-- EXERCISE AIM --
Without including any images, repeat the data exactly.
[start of RECORDS PROVIDED]
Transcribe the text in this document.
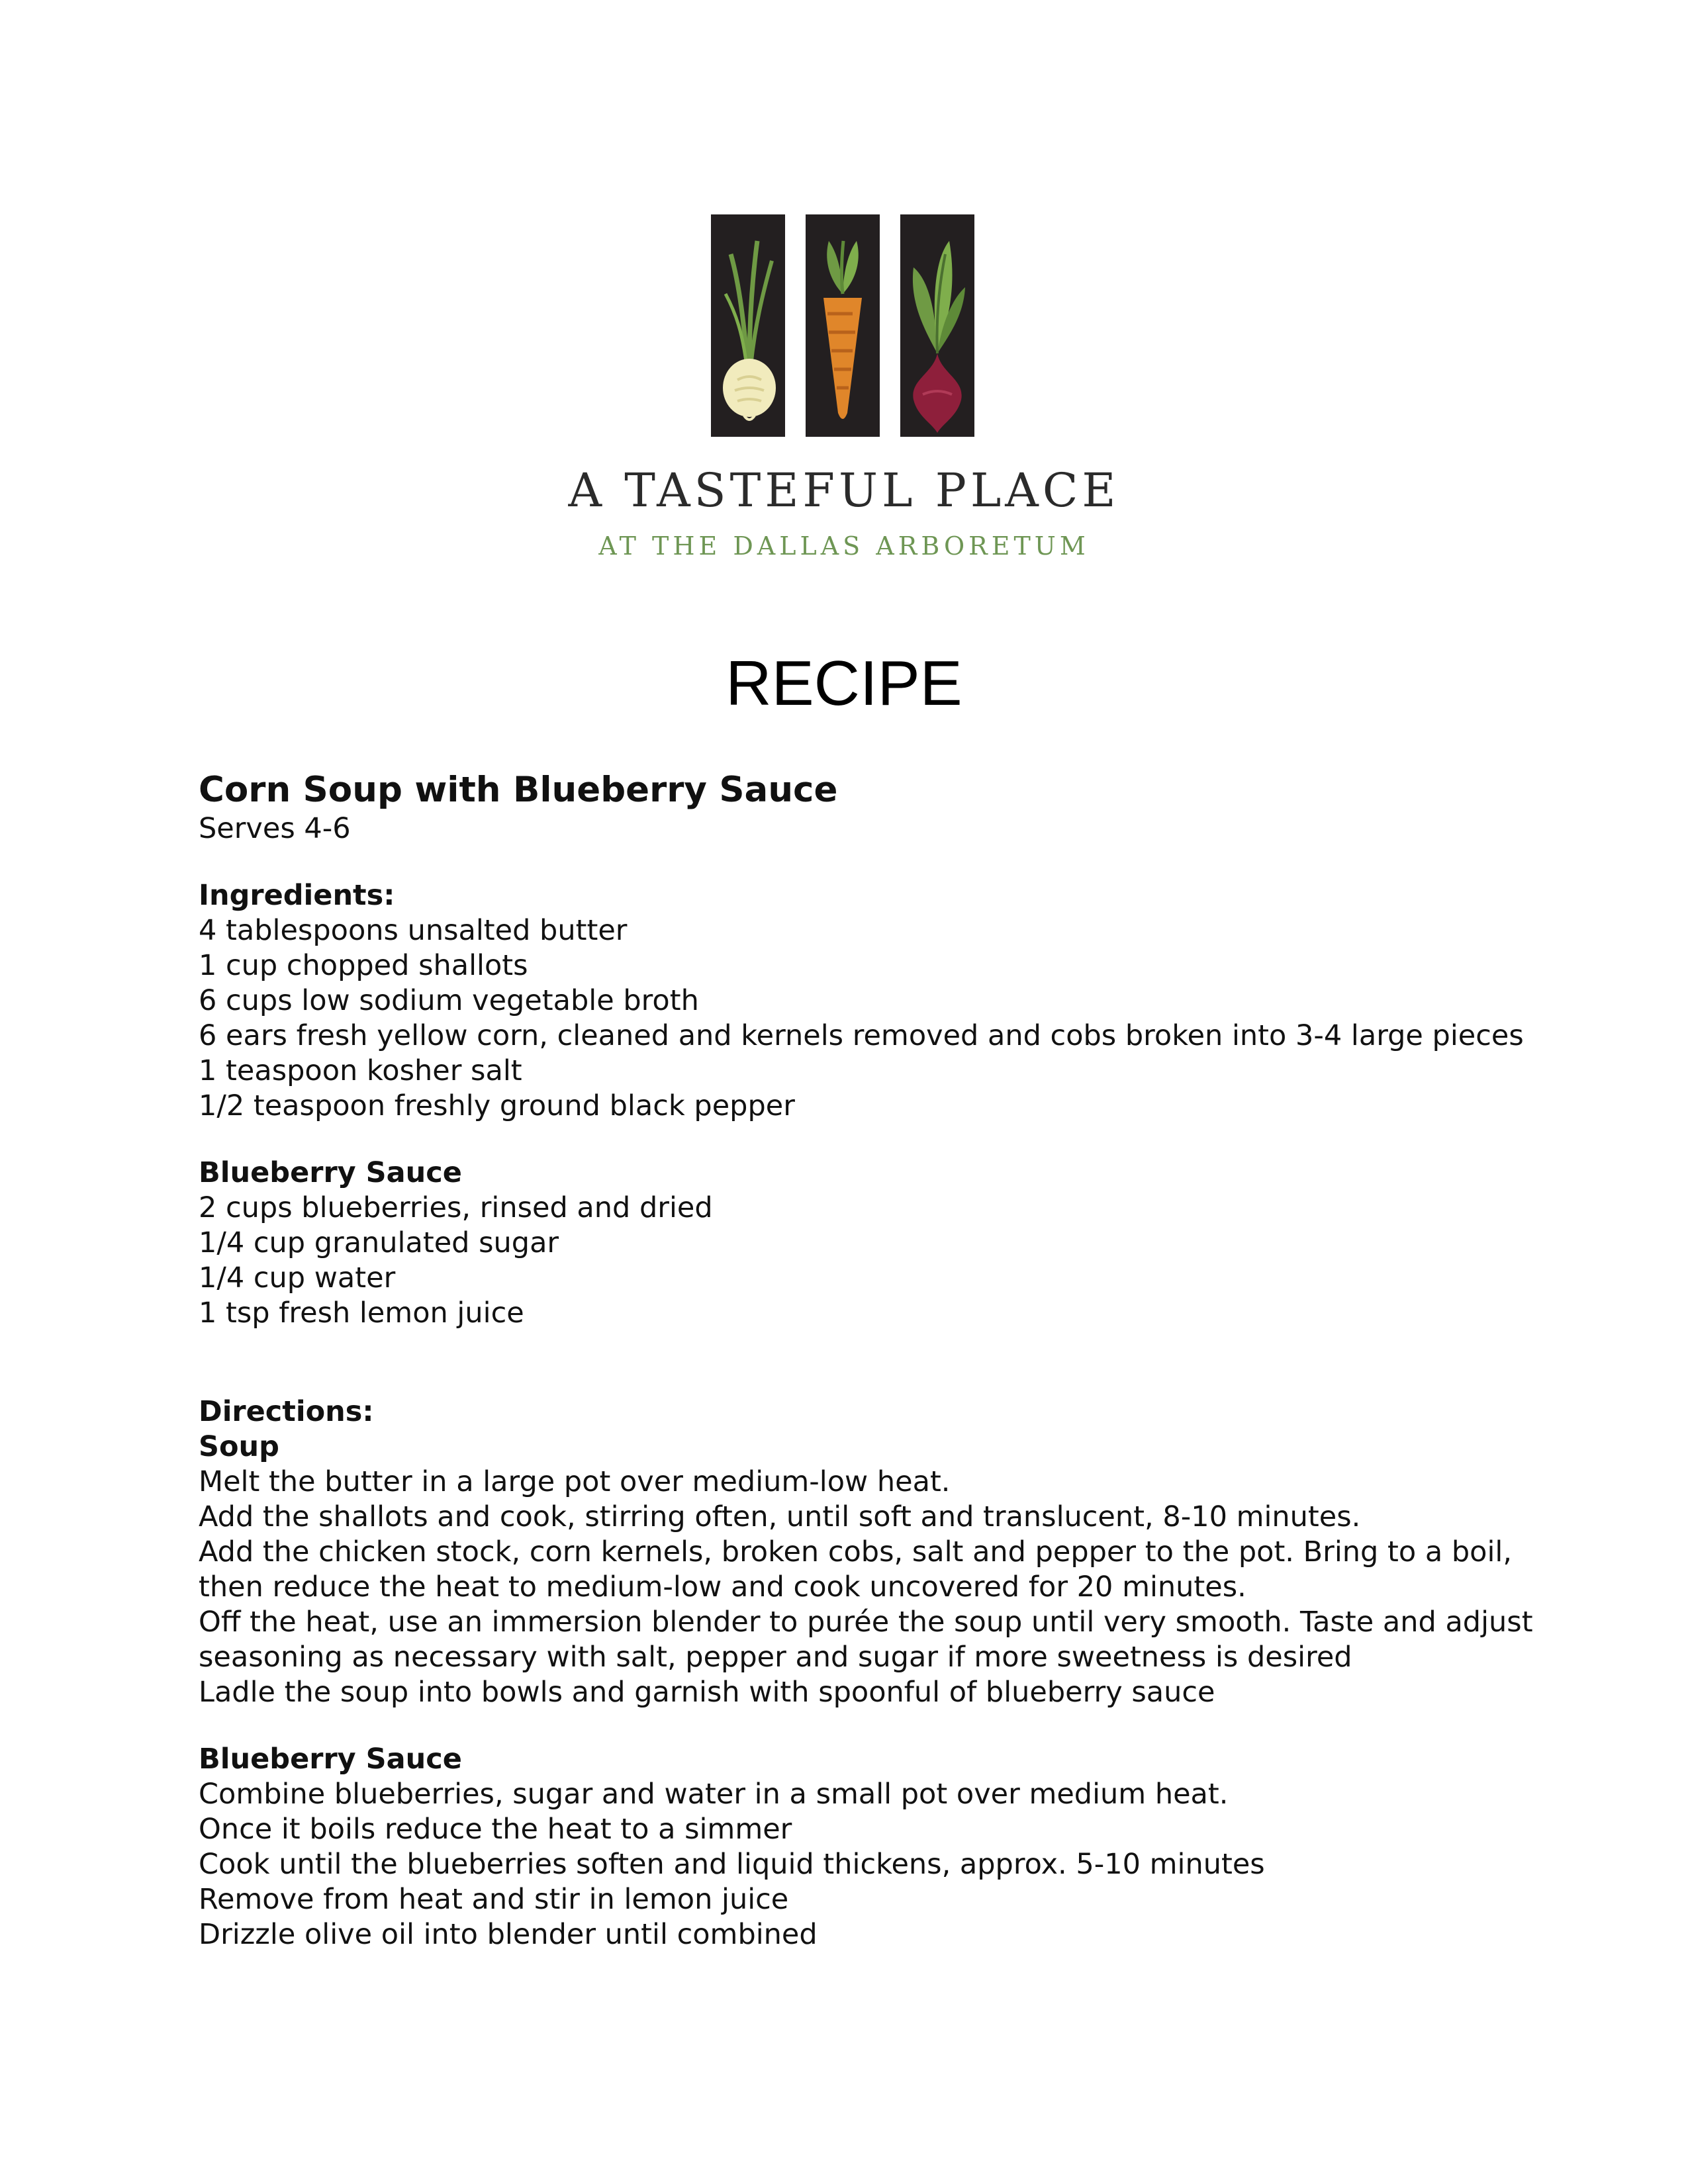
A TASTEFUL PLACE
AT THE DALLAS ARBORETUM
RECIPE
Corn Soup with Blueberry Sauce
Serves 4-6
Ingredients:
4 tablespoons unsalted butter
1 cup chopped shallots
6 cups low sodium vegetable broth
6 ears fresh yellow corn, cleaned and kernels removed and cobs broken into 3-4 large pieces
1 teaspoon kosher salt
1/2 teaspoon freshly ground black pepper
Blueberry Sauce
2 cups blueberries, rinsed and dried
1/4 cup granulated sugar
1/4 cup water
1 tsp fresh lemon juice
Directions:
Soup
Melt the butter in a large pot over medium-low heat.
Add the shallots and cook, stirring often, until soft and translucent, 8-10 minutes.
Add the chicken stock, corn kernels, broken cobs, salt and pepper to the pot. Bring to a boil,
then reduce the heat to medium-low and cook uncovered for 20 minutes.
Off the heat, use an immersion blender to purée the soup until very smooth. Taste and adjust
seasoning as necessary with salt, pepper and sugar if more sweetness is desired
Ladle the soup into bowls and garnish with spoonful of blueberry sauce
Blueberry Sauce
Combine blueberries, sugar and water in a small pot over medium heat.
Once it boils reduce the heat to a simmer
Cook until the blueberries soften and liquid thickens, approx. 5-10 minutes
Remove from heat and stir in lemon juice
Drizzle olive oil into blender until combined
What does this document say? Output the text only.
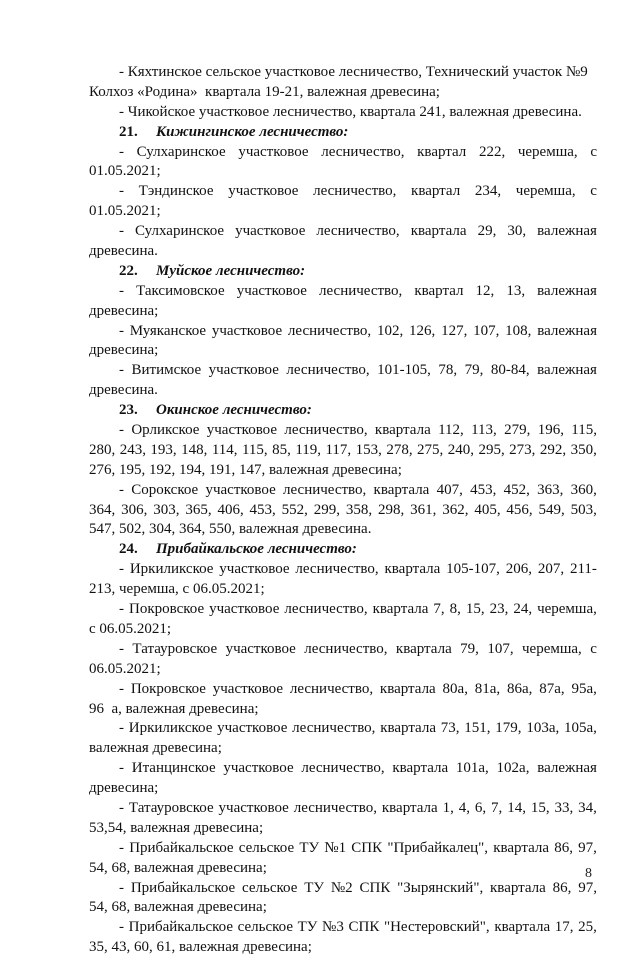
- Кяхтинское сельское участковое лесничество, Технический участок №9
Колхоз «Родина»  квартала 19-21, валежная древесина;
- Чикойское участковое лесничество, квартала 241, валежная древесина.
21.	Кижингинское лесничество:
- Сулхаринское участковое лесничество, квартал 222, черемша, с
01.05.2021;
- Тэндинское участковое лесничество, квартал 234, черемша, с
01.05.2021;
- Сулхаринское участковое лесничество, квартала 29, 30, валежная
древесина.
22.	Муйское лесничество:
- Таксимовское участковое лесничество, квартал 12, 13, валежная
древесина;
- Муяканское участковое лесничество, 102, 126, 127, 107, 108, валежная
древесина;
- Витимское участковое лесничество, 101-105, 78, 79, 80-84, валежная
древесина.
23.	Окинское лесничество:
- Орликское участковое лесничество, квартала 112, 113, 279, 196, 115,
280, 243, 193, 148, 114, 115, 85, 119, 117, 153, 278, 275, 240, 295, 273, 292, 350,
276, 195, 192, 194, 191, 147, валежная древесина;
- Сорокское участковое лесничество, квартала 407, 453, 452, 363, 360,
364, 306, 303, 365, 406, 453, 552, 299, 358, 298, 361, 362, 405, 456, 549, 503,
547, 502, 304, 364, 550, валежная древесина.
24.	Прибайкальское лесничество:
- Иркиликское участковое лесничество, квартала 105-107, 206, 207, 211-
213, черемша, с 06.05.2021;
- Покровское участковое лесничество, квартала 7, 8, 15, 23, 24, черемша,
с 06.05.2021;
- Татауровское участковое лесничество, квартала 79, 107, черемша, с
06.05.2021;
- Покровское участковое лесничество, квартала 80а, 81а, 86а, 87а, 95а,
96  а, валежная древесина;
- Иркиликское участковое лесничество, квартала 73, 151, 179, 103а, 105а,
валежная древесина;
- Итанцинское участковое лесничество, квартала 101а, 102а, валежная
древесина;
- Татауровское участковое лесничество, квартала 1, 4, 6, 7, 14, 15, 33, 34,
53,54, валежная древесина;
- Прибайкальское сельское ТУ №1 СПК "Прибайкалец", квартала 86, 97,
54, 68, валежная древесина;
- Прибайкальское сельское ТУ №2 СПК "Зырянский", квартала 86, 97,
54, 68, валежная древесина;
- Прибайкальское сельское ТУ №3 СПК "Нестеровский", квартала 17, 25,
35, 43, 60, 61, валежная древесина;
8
[end of RECORDS PROVIDED]
-- RESULT BELOW --
Transcribe the text in this document.
A TASTEFUL PLACE
AT THE DALLAS ARBORETUM
RECIPE
Corn Soup with Blueberry Sauce
Serves 4-6
Ingredients:
4 tablespoons unsalted butter
1 cup chopped shallots
6 cups low sodium vegetable broth
6 ears fresh yellow corn, cleaned and kernels removed and cobs broken into 3-4 large pieces
1 teaspoon kosher salt
1/2 teaspoon freshly ground black pepper
Blueberry Sauce
2 cups blueberries, rinsed and dried
1/4 cup granulated sugar
1/4 cup water
1 tsp fresh lemon juice
Directions:
Soup
Melt the butter in a large pot over medium-low heat.
Add the shallots and cook, stirring often, until soft and translucent, 8-10 minutes.
Add the chicken stock, corn kernels, broken cobs, salt and pepper to the pot. Bring to a boil,
then reduce the heat to medium-low and cook uncovered for 20 minutes.
Off the heat, use an immersion blender to purée the soup until very smooth. Taste and adjust
seasoning as necessary with salt, pepper and sugar if more sweetness is desired
Ladle the soup into bowls and garnish with spoonful of blueberry sauce
Blueberry Sauce
Combine blueberries, sugar and water in a small pot over medium heat.
Once it boils reduce the heat to a simmer
Cook until the blueberries soften and liquid thickens, approx. 5-10 minutes
Remove from heat and stir in lemon juice
Drizzle olive oil into blender until combined
What does this document say? Output the text only.
- Кяхтинское сельское участковое лесничество, Технический участок №9
Колхоз «Родина»  квартала 19-21, валежная древесина;
- Чикойское участковое лесничество, квартала 241, валежная древесина.
21.	Кижингинское лесничество:
- Сулхаринское участковое лесничество, квартал 222, черемша, с
01.05.2021;
- Тэндинское участковое лесничество, квартал 234, черемша, с
01.05.2021;
- Сулхаринское участковое лесничество, квартала 29, 30, валежная
древесина.
22.	Муйское лесничество:
- Таксимовское участковое лесничество, квартал 12, 13, валежная
древесина;
- Муяканское участковое лесничество, 102, 126, 127, 107, 108, валежная
древесина;
- Витимское участковое лесничество, 101-105, 78, 79, 80-84, валежная
древесина.
23.	Окинское лесничество:
- Орликское участковое лесничество, квартала 112, 113, 279, 196, 115,
280, 243, 193, 148, 114, 115, 85, 119, 117, 153, 278, 275, 240, 295, 273, 292, 350,
276, 195, 192, 194, 191, 147, валежная древесина;
- Сорокское участковое лесничество, квартала 407, 453, 452, 363, 360,
364, 306, 303, 365, 406, 453, 552, 299, 358, 298, 361, 362, 405, 456, 549, 503,
547, 502, 304, 364, 550, валежная древесина.
24.	Прибайкальское лесничество:
- Иркиликское участковое лесничество, квартала 105-107, 206, 207, 211-
213, черемша, с 06.05.2021;
- Покровское участковое лесничество, квартала 7, 8, 15, 23, 24, черемша,
с 06.05.2021;
- Татауровское участковое лесничество, квартала 79, 107, черемша, с
06.05.2021;
- Покровское участковое лесничество, квартала 80а, 81а, 86а, 87а, 95а,
96  а, валежная древесина;
- Иркиликское участковое лесничество, квартала 73, 151, 179, 103а, 105а,
валежная древесина;
- Итанцинское участковое лесничество, квартала 101а, 102а, валежная
древесина;
- Татауровское участковое лесничество, квартала 1, 4, 6, 7, 14, 15, 33, 34,
53,54, валежная древесина;
- Прибайкальское сельское ТУ №1 СПК "Прибайкалец", квартала 86, 97,
54, 68, валежная древесина;
- Прибайкальское сельское ТУ №2 СПК "Зырянский", квартала 86, 97,
54, 68, валежная древесина;
- Прибайкальское сельское ТУ №3 СПК "Нестеровский", квартала 17, 25,
35, 43, 60, 61, валежная древесина;
8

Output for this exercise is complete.